Copy out every line that contains "past".

» **Records provided**
• • • •

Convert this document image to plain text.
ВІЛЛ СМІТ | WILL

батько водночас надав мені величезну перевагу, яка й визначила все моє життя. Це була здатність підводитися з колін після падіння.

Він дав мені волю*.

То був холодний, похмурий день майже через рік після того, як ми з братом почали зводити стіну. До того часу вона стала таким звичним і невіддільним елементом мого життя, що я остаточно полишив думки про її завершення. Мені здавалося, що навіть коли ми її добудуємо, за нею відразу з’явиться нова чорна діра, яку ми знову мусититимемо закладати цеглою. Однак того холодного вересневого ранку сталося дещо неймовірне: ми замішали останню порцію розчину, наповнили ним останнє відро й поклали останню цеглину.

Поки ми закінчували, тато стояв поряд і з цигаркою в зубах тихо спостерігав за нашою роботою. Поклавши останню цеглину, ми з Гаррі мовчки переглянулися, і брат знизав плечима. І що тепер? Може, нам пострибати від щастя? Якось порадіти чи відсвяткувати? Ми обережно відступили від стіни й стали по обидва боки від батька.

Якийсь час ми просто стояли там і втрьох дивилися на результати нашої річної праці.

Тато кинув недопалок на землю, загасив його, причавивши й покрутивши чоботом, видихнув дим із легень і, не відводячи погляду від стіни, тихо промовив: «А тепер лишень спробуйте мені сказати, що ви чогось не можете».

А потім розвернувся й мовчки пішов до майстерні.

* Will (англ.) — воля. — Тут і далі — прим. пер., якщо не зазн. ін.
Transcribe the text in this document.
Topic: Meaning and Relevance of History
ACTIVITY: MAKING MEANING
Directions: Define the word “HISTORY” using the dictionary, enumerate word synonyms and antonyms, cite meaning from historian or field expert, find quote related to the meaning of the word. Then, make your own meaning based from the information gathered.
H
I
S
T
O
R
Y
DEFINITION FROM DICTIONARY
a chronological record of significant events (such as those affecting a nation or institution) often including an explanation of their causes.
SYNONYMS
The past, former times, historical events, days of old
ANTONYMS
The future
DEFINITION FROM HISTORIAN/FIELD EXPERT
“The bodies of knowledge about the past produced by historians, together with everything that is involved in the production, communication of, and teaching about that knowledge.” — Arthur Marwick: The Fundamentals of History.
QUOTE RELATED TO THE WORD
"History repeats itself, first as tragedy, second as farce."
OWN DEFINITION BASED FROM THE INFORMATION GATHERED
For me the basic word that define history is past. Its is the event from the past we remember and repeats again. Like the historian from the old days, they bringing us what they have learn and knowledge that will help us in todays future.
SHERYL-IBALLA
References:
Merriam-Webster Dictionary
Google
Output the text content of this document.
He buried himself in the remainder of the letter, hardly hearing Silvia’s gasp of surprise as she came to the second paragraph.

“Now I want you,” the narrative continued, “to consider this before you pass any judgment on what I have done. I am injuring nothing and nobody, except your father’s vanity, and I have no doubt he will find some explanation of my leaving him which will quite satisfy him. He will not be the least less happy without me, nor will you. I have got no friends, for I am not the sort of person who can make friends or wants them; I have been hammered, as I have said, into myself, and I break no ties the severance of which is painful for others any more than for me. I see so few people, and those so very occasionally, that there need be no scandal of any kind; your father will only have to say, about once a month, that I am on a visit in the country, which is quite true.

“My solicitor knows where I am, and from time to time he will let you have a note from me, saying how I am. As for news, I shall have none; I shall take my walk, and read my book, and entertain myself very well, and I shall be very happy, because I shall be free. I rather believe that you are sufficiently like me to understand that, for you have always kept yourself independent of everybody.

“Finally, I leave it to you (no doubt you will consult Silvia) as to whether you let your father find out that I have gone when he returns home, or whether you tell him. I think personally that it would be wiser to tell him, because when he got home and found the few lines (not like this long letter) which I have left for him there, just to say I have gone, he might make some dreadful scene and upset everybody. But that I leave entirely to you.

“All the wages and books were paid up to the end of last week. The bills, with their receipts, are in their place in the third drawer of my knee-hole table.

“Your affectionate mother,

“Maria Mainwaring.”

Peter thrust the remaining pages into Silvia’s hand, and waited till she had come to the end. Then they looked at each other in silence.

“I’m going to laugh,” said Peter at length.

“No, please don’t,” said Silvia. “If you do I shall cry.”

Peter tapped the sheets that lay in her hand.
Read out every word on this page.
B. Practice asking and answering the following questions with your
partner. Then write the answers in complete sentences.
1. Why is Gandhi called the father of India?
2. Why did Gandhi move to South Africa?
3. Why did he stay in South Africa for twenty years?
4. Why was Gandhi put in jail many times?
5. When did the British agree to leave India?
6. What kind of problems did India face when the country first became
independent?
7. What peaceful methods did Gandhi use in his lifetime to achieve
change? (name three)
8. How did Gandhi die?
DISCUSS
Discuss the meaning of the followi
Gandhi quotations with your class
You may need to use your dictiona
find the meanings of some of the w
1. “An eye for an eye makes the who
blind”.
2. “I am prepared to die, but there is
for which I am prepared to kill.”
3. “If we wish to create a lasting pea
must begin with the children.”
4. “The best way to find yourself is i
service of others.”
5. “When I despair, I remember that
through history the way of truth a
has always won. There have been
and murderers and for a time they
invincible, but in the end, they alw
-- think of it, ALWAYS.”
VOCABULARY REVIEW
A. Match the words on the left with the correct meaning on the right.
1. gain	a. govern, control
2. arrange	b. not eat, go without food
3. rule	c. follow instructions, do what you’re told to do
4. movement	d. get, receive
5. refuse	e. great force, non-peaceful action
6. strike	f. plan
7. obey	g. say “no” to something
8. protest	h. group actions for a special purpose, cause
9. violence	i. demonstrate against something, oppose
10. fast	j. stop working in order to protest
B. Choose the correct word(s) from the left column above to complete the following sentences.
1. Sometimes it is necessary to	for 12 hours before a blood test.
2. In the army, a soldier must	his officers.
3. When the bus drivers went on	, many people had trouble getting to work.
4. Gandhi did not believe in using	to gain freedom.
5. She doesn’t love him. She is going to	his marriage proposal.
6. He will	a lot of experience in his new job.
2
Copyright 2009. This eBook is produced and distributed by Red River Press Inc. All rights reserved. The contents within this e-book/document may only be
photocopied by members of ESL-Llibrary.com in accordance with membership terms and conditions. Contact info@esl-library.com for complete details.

• • • •

» **Answer in full**
The past, former times, historical events, days of old
“The bodies of knowledge about the past produced by historians, together with everything that is involved in the production, communication of, and teaching about that knowledge.” — Arthur Marwick: The Fundamentals of History.
For me the basic word that define history is past. Its is the event from the past we remember and repeats again. Like the historian from the old days, they bringing us what they have learn and knowledge that will help us in todays future.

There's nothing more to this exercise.